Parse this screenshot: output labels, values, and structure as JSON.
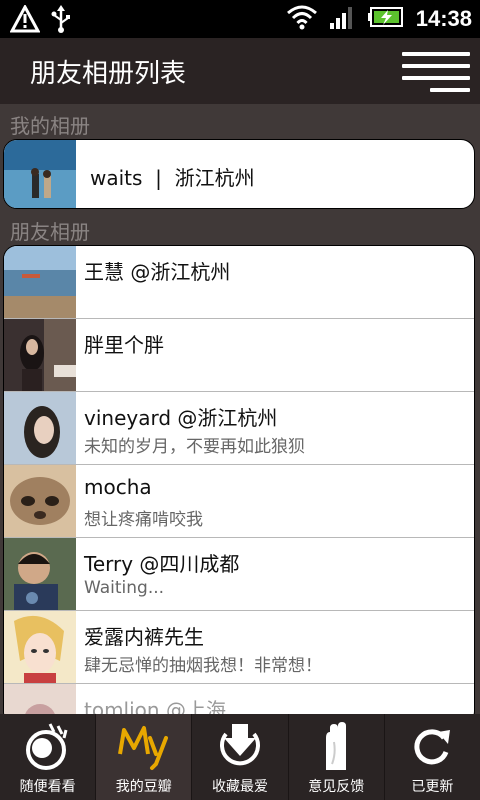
{
  "status_bar": {
    "time": "14:38"
  },
  "header": {
    "title": "朋友相册列表"
  },
  "my_albums": {
    "section_label": "我的相册",
    "owner": "waits  |  浙江杭州"
  },
  "friend_albums": {
    "section_label": "朋友相册",
    "items": [
      {
        "name": "王慧 @浙江杭州",
        "subtitle": ""
      },
      {
        "name": "胖里个胖",
        "subtitle": ""
      },
      {
        "name": "vineyard @浙江杭州",
        "subtitle": "未知的岁月，不要再如此狼狈"
      },
      {
        "name": "mocha",
        "subtitle": "想让疼痛啃咬我"
      },
      {
        "name": "Terry @四川成都",
        "subtitle": "Waiting..."
      },
      {
        "name": "爱露内裤先生",
        "subtitle": "肆无忌惮的抽烟我想！非常想！"
      },
      {
        "name": "tomlion @上海",
        "subtitle": ""
      }
    ]
  },
  "bottom_nav": [
    {
      "label": "随便看看"
    },
    {
      "label": "我的豆瓣"
    },
    {
      "label": "收藏最爱"
    },
    {
      "label": "意见反馈"
    },
    {
      "label": "已更新"
    }
  ],
  "colors": {
    "accent_gold": "#e8a800",
    "background": "#403938",
    "header": "#2a2323"
  }
}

◆ What is expected
Tally every line of the listing that holds the string "浙江杭州", then give the number by itself.

◆ Solved exercise
3